What this exercise asks:
(1) Translate this sentence from the forum thread on Audyssey's Sub EQ HT into Spanish: "If so, finding the optimal placement for each sub will help overcome any liabilities of the lesser sub."
(2) In the forum thread on Audyssey's Sub EQ HT, what was asere told Audyssey would do if the subs are mismatched?
(3) Extend the forum thread on Audyssey's Sub EQ HT, picking up at the point where it ends.

Excerpt provided:
::::::
# Audyssey's Sub EQ HT



## asere (Dec 7, 2011)

With mismatched subs what is better manually calibrate them or is Sub Eq Ht better for that? I ask because I was told that if the subs are mismatched Audyssey would calibrate the superior sub to the level of the inferior sub and I do not know if that is a good thing or not when manually it might be better since you can maybe match it close enough to each other.

My subs sound nice now but been contemplating on the Sub Eq Ht along with XT32 but I am not sure if its worth the upgrade.


----------



## tesseract (Aug 9, 2010)

Do you have the ability to measure your room response? If so, finding the optimal placement for each sub will help overcome any liabilities of the lesser sub.

REW, test tones/SPL meter or even a simple sub crawl, using one sub at a time pre-Audyssey, will help your AVR room correction do it's job better.


----------



## asere (Dec 7, 2011)

Who does a better job with the sub Audyssey xt32 or Anthems Arc calibration?


----------



## asere (Dec 7, 2011)
::::::
Provided data:
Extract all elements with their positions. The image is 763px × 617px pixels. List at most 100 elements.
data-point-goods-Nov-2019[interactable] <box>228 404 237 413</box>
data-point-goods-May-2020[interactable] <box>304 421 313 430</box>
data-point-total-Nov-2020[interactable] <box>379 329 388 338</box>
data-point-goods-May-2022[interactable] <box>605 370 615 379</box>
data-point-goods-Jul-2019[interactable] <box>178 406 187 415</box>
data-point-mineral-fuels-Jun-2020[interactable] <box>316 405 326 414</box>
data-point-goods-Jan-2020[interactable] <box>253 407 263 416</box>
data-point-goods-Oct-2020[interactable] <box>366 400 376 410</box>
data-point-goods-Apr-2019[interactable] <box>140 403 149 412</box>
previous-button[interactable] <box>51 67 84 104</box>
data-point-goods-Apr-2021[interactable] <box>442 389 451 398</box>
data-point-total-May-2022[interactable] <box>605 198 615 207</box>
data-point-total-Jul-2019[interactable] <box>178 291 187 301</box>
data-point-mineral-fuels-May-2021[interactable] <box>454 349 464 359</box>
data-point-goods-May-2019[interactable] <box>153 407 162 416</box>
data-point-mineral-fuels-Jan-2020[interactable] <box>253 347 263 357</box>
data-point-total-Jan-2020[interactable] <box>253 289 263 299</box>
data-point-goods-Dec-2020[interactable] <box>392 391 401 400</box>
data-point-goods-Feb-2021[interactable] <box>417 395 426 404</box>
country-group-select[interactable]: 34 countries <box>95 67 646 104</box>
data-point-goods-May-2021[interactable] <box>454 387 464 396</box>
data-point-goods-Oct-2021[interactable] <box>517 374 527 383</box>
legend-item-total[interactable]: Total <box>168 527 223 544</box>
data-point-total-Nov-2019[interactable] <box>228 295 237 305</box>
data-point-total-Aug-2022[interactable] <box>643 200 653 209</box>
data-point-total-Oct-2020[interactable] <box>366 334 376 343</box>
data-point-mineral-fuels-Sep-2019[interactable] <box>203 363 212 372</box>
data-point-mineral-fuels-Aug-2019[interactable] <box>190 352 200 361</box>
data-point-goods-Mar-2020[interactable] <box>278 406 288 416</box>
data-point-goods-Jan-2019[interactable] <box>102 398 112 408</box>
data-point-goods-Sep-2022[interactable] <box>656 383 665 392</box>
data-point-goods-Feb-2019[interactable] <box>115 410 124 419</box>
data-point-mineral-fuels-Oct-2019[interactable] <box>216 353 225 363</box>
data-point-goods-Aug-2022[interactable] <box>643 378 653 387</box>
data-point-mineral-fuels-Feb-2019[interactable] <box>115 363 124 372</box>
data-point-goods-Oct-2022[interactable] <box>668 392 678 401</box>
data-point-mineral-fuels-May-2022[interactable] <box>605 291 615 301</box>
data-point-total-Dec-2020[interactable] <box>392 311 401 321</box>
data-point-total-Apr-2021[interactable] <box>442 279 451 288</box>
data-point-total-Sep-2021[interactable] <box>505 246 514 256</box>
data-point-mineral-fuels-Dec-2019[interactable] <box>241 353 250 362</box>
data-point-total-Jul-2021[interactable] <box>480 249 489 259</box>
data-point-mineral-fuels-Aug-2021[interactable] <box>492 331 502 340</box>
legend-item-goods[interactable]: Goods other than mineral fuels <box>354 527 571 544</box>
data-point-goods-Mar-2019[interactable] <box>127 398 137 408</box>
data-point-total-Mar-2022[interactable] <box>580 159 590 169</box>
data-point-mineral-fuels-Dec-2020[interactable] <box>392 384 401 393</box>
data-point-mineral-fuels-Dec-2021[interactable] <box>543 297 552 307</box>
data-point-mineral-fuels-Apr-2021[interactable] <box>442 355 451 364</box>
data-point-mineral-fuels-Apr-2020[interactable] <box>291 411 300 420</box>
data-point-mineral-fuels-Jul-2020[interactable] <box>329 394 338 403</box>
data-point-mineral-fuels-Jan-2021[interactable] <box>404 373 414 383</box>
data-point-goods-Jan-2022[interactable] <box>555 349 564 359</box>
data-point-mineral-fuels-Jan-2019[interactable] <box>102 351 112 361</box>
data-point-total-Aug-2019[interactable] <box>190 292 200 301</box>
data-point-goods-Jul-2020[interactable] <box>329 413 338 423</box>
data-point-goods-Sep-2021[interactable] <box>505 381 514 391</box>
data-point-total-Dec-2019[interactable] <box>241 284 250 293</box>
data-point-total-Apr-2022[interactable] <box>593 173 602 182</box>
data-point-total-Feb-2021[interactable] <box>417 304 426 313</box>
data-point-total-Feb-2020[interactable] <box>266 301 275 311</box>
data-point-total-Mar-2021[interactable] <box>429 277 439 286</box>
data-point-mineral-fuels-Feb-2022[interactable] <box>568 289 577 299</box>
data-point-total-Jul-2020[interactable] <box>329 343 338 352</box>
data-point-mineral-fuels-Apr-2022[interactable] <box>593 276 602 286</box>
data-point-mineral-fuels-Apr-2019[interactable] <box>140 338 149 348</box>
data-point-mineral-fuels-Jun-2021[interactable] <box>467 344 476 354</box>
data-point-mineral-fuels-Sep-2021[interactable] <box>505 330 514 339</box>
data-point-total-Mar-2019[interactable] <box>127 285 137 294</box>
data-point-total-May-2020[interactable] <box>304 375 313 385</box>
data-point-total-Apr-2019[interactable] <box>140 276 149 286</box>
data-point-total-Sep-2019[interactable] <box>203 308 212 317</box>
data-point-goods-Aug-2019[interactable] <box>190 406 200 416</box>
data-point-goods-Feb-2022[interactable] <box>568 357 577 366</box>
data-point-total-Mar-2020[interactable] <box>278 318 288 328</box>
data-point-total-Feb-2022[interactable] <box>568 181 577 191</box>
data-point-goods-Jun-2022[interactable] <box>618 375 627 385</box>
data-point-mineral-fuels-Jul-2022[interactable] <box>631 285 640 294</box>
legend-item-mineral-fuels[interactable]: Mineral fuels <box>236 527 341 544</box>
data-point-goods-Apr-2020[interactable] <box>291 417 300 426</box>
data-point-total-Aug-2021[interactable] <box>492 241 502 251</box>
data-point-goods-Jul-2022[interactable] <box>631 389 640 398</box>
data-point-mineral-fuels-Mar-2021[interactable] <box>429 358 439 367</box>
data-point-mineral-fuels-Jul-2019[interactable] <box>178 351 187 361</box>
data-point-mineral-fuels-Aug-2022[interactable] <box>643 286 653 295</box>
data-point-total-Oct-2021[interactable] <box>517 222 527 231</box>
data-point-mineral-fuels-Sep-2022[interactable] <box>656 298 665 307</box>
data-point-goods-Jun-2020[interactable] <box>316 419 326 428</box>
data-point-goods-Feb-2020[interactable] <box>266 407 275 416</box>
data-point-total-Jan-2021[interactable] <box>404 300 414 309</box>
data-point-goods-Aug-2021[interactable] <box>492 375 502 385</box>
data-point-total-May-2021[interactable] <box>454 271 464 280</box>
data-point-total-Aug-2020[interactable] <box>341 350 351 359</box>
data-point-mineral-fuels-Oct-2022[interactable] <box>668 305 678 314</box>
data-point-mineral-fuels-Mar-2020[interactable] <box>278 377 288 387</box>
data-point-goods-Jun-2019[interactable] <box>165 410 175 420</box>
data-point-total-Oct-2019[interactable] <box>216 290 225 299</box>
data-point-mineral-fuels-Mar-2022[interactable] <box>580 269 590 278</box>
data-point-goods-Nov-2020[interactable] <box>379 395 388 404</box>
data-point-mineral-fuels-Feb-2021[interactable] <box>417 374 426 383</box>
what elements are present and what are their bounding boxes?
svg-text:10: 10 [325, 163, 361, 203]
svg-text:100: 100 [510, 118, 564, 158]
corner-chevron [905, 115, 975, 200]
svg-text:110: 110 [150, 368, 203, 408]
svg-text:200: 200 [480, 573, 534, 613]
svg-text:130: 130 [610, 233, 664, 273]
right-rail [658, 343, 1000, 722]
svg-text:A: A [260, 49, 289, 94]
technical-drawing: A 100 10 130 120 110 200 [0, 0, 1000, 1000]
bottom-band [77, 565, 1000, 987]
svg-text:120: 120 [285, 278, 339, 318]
::::::
Responses by task:
(1) Si es así, encontrar la ubicación óptima para cada subwoofer ayudará a superar cualquier desventaja del subwoofer inferior.

(2) It would calibrate the superior sub to the level of the inferior sub.

(3)
tesseract said:


> Do you have the ability to measure your room response? If so, finding the optimal placement for each sub will help overcome any liabilities of the lesser sub.
> 
> REW, test tones/SPL meter or even a simple sub crawl, using one sub at a time pre-Audyssey, will help your AVR room correction do it's job better.


No I am clueless on what sound card to get for my laptop to run REW.


----------



## tesseract (Aug 9, 2010)

*Re: Audysseys Sub EQ HT*

Id recommend the Sub Crawl Method. You can use music and your ears, or test tones and an SPL meter (recommended). When you are done, the AVRs room correction can put the polish on.








asere said:


> Who does a better job with the sub Audyssey xt32 or Anthems Arc calibration?


Audyssey XT32 would be best for this situation due to its ability to calibrate two subwoofers separately.


----------



## asere (Dec 7, 2011)

I might just get the Onkyo 818 or Denon 4311. One has sub eq ht and I own two subs and the other has THX. Confused!


----------



## tesseract (Aug 9, 2010)

Both are nice receivers. Big difference in price, though. Both have XT32.

You might want to pose AVR questions in this forum to help with your decision.

 Home Theater Receivers | Processors | Amps


----------



## Tom V. (Jul 12, 2012)

asere said:


> I might just get the Onkyo 818 or Denon 4311. One has sub eq ht and I own two subs and the other has THX. Confused!



Not really comparable. One (Audyssey) is a feature, the other(thx) is a certification that the receiver meets/exceeds certain standards necessary to gain the sticker/badge. 

Tom V.


----------



## asere (Dec 7, 2011)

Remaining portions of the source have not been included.